Here are some records; copy every line that holds the word "spletne".

[Start of EXERCISE MATERIALS]

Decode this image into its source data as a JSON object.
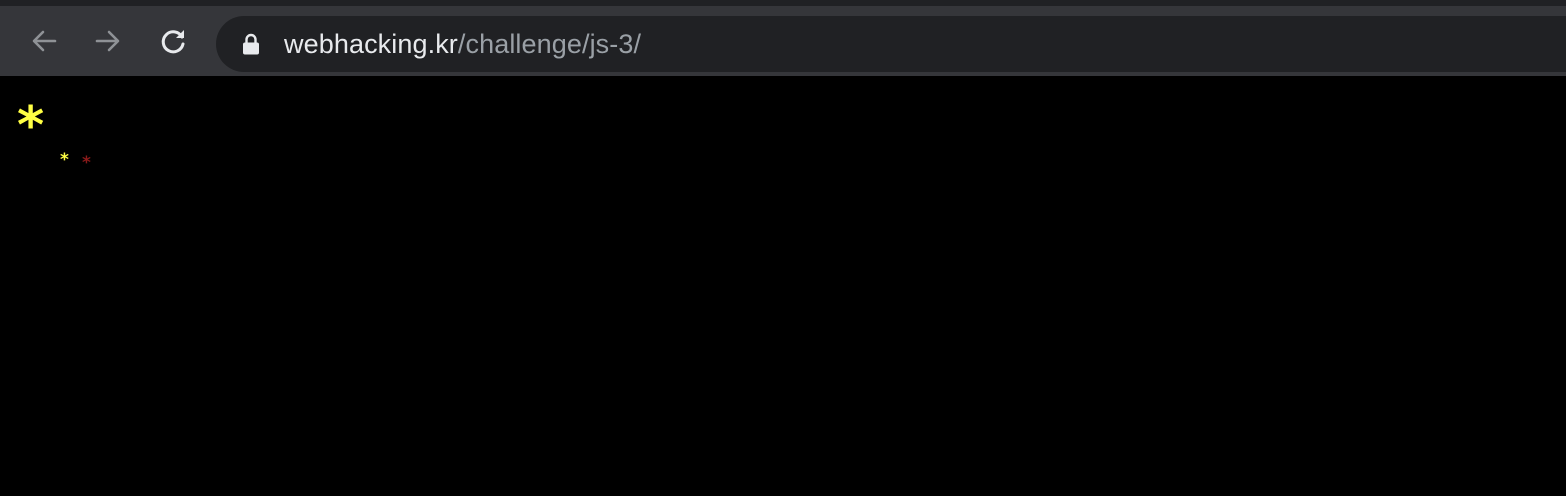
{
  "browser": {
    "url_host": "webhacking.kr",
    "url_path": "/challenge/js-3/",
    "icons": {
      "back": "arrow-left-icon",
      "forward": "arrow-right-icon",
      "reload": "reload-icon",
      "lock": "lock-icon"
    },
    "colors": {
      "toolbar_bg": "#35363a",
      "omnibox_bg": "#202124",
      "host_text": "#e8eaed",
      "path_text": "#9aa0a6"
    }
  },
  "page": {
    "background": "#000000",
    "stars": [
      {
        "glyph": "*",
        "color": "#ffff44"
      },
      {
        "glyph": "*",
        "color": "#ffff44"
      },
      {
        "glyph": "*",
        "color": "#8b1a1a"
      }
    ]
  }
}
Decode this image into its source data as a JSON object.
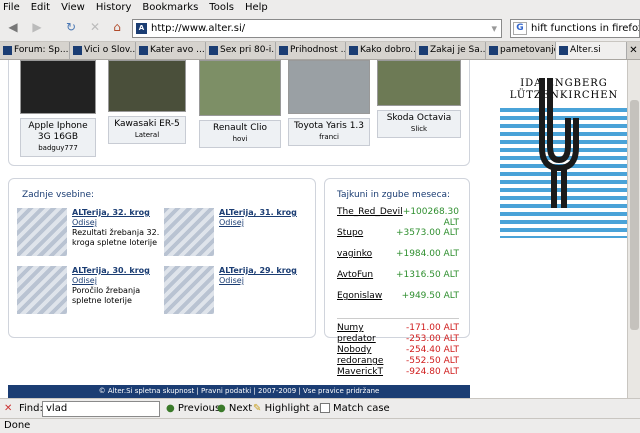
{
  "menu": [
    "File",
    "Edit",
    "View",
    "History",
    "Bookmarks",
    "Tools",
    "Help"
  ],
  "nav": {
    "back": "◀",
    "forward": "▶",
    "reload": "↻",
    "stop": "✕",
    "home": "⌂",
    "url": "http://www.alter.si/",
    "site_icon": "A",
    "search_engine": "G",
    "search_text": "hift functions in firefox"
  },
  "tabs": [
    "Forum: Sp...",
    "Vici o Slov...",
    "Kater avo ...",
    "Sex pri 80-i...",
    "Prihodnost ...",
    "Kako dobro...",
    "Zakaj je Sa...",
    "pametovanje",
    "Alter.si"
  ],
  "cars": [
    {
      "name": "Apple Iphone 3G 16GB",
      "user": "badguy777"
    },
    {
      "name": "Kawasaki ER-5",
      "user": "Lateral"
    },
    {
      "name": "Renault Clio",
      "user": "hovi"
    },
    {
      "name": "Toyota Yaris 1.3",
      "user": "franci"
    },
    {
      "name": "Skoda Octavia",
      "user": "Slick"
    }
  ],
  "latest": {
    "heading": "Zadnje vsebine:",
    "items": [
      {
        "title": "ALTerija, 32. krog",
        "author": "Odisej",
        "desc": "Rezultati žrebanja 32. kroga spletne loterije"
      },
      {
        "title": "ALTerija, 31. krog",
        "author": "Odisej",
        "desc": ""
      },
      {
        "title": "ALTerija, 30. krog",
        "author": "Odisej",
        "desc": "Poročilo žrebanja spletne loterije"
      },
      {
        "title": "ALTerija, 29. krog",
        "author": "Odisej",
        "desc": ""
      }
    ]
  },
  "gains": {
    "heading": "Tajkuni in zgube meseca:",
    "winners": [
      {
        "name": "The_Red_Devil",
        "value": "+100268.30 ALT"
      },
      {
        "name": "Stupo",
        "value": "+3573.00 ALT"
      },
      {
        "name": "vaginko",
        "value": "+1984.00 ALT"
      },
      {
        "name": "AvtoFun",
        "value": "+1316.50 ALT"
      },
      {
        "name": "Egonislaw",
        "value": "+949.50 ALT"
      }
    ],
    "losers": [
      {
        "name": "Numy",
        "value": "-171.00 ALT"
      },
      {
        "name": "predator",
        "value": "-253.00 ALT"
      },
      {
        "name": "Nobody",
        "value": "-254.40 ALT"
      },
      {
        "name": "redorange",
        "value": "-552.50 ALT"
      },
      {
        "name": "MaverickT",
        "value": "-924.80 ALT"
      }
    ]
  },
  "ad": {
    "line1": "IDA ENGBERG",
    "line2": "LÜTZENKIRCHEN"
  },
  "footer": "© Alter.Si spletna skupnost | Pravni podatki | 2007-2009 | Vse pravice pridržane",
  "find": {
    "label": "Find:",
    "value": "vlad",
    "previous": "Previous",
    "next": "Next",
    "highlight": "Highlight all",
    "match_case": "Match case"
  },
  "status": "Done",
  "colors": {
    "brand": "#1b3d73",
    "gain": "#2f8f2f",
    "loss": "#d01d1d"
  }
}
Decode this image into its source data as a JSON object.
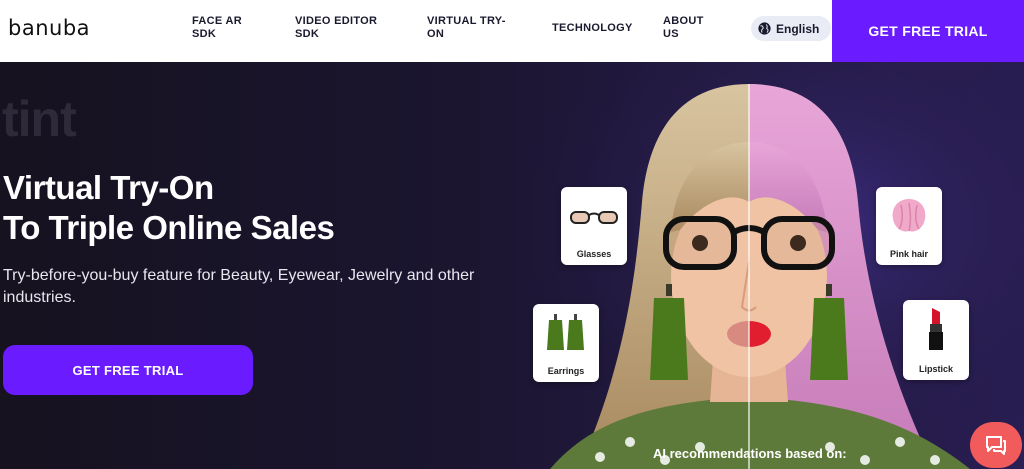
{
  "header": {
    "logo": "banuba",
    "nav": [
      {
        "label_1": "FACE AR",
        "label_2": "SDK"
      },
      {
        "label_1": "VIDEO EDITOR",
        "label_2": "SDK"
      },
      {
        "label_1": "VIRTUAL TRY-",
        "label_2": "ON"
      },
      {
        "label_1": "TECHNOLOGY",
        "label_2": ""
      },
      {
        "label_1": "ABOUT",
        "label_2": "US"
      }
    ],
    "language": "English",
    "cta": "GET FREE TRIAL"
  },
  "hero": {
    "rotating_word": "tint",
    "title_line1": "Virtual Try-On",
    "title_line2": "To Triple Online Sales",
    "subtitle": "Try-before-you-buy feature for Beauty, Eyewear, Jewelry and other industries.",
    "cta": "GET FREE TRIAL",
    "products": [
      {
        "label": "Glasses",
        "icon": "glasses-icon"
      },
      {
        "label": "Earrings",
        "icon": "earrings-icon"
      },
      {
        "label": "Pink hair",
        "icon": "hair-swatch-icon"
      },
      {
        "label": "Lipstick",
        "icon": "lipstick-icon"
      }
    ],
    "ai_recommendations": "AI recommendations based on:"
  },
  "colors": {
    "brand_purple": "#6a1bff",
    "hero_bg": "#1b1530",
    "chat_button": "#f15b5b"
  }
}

[End of EXERCISE MATERIALS]

OUTPUT FOR THIS TASK >>
        "desc": "Rezultati žrebanja 32. kroga spletne loterije"
        "desc": "Poročilo žrebanja spletne loterije"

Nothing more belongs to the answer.